- _SHORT TASK_: Repeat all of the data precisely.

Data excerpts:
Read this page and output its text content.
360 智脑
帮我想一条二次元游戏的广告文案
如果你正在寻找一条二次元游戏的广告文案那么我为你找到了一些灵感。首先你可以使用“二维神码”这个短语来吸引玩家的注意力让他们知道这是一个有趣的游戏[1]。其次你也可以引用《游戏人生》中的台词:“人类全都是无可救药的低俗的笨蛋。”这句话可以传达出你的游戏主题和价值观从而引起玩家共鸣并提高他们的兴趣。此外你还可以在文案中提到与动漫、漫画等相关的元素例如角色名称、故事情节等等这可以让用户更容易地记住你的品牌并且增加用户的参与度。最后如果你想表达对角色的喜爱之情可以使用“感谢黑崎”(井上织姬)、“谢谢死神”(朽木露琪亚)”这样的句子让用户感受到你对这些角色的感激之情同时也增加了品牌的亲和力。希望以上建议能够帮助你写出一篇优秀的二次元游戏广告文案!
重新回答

- _RESULT FOR THIS EXERCISE_:
Read this page and output its text content.
360 智脑
帮我想一条二次元游戏的广告文案
如果你正在寻找一条二次元游戏的广告文案那么我为你找到了一些灵感。首先你可以使用“二维神码”这个短语来吸引玩家的注意力让他们知道这是一个有趣的游戏[1]。其次你也可以引用《游戏人生》中的台词:“人类全都是无可救药的低俗的笨蛋。”这句话可以传达出你的游戏主题和价值观从而引起玩家共鸣并提高他们的兴趣。此外你还可以在文案中提到与动漫、漫画等相关的元素例如角色名称、故事情节等等这可以让用户更容易地记住你的品牌并且增加用户的参与度。最后如果你想表达对角色的喜爱之情可以使用“感谢黑崎”(井上织姬)、“谢谢死神”(朽木露琪亚)”这样的句子让用户感受到你对这些角色的感激之情同时也增加了品牌的亲和力。希望以上建议能够帮助你写出一篇优秀的二次元游戏广告文案!
重新回答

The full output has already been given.